Find the lines that contain the word "Park" and copy each one.

[Records from a data source]
____
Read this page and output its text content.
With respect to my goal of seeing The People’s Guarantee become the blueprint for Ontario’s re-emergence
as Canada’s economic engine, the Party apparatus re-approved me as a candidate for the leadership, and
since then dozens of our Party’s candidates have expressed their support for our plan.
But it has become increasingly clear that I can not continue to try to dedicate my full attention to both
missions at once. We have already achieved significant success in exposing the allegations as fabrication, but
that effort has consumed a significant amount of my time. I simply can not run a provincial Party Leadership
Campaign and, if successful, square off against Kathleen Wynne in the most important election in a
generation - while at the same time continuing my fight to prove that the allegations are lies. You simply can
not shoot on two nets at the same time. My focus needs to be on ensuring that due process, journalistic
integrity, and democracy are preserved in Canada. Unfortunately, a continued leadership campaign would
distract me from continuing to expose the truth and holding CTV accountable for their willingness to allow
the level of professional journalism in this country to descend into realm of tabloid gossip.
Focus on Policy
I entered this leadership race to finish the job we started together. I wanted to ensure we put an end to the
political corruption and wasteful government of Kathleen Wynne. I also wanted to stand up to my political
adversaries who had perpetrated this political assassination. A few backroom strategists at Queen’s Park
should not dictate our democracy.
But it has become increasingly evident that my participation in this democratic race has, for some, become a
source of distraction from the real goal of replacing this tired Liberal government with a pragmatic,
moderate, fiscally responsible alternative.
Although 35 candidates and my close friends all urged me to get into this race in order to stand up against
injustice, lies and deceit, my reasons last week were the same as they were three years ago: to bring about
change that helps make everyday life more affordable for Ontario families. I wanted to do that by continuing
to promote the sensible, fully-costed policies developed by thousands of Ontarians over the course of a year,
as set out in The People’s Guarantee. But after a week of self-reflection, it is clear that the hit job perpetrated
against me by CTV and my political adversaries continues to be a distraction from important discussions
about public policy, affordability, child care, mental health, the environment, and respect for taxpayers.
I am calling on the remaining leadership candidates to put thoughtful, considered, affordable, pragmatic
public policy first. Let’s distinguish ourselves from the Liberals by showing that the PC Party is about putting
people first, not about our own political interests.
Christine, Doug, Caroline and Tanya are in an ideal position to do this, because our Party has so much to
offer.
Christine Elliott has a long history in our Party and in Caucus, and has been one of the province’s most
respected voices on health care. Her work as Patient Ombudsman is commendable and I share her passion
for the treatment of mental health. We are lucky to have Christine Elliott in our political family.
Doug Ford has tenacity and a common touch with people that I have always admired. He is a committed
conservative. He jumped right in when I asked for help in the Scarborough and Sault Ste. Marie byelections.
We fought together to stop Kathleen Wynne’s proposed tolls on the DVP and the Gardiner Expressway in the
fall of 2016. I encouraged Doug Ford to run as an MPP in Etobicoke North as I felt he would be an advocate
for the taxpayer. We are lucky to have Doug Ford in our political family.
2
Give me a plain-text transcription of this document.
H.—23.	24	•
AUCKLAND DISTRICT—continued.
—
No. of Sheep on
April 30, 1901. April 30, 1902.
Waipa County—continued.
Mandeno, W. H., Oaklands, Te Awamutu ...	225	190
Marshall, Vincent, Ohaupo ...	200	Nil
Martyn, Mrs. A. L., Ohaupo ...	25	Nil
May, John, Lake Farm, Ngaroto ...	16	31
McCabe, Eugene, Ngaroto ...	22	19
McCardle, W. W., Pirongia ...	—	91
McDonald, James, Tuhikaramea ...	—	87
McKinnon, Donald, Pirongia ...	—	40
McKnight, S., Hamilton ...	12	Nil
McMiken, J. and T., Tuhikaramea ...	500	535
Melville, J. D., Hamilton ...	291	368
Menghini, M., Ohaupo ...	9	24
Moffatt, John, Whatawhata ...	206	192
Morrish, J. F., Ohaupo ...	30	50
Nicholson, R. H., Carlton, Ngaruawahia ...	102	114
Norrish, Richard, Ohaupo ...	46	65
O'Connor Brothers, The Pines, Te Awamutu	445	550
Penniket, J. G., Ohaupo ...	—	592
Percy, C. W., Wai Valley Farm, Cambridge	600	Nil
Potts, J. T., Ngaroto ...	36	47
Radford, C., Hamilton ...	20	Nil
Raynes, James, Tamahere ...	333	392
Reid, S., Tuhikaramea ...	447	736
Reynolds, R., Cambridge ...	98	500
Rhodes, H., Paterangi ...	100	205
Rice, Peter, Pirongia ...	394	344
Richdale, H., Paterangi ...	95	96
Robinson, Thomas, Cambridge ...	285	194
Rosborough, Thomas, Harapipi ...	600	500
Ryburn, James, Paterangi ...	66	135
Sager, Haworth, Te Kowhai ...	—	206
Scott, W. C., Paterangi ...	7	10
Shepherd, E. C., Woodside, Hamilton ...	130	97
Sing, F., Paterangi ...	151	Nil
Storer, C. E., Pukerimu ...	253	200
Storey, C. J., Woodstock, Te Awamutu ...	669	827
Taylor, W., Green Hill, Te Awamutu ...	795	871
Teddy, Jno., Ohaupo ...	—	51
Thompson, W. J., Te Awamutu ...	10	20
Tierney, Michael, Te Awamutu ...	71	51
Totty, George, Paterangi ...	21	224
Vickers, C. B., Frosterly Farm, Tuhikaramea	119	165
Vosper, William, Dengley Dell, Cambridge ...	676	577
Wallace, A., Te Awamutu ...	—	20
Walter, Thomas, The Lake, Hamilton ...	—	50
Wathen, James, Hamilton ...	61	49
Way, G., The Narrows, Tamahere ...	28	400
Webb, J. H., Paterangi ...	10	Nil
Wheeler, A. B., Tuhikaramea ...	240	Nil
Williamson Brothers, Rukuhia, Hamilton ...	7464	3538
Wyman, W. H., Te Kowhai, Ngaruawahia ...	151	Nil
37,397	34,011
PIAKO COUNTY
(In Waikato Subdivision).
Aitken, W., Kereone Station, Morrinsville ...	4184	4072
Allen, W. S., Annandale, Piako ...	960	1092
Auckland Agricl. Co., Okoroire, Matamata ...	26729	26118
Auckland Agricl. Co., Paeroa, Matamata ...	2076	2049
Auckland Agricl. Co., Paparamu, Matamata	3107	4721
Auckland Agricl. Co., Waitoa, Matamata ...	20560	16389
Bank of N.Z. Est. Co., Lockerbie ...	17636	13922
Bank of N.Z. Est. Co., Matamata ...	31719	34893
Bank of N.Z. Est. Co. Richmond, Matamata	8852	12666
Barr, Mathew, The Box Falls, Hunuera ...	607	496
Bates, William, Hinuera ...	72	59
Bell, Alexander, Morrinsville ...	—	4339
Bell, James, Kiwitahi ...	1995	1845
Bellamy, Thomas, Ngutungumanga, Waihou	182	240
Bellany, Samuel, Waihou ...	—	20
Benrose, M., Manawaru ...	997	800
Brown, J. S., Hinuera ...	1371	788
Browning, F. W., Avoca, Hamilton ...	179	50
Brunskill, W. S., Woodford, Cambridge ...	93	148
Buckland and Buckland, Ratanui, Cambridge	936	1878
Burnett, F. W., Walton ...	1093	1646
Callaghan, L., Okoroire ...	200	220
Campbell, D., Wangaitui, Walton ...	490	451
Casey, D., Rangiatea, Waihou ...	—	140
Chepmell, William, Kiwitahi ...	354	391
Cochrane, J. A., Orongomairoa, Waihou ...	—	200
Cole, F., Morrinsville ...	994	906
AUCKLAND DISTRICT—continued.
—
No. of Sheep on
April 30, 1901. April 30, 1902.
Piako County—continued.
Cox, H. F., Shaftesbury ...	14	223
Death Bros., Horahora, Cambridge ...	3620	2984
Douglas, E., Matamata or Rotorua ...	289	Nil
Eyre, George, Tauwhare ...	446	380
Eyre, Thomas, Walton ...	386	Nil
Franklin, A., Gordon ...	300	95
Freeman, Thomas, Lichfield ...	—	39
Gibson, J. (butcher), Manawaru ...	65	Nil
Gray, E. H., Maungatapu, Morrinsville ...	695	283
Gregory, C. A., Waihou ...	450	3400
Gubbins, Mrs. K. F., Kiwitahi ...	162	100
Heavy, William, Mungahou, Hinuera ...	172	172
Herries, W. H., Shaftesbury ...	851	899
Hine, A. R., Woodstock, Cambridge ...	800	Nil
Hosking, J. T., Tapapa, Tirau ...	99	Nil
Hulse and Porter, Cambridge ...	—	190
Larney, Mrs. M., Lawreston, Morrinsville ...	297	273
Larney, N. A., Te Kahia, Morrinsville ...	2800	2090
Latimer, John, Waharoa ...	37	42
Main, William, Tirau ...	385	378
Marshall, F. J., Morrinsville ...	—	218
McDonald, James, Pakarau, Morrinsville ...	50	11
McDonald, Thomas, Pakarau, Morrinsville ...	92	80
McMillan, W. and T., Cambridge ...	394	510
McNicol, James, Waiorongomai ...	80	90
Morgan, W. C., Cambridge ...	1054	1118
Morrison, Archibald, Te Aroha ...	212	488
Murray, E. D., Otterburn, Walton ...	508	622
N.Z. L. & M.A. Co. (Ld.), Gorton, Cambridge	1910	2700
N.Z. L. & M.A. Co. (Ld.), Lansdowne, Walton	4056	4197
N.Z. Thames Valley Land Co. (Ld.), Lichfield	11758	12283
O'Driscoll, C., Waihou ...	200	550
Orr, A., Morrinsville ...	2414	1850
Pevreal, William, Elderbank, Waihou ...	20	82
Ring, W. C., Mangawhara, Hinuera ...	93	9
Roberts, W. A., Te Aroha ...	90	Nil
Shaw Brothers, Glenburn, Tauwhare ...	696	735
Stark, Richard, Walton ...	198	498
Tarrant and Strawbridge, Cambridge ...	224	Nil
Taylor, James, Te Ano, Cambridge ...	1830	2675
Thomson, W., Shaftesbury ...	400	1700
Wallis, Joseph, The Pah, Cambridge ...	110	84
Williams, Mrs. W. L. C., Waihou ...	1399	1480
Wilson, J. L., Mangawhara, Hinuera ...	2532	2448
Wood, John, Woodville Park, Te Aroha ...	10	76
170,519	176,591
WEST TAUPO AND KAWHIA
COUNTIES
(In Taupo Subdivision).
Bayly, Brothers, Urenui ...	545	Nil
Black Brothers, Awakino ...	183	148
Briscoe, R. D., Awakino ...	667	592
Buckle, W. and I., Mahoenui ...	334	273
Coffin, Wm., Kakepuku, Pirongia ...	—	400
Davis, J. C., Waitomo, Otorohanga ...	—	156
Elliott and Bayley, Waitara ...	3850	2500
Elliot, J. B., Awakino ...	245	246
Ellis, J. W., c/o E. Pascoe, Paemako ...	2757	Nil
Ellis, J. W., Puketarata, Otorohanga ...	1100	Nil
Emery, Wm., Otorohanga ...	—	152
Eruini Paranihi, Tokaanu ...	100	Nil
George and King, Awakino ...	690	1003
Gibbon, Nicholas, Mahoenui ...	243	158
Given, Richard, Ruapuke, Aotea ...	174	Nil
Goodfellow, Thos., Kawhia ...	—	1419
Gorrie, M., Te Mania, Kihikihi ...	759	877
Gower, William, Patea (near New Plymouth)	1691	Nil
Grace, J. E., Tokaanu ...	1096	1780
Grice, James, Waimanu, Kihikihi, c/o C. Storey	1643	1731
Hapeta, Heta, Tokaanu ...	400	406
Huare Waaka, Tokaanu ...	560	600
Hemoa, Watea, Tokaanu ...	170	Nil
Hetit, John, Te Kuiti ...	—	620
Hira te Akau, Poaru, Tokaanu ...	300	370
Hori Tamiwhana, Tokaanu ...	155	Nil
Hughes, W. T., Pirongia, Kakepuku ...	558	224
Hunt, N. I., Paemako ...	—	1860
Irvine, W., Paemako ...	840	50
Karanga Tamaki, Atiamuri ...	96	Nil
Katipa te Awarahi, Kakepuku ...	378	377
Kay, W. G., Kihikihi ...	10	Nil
____
▶ [Solution for this problem]
adversaries who had perpetrated this political assassination. A few backroom strategists at Queen’s Park
Wood, John, Woodville Park, Te Aroha ...	10	76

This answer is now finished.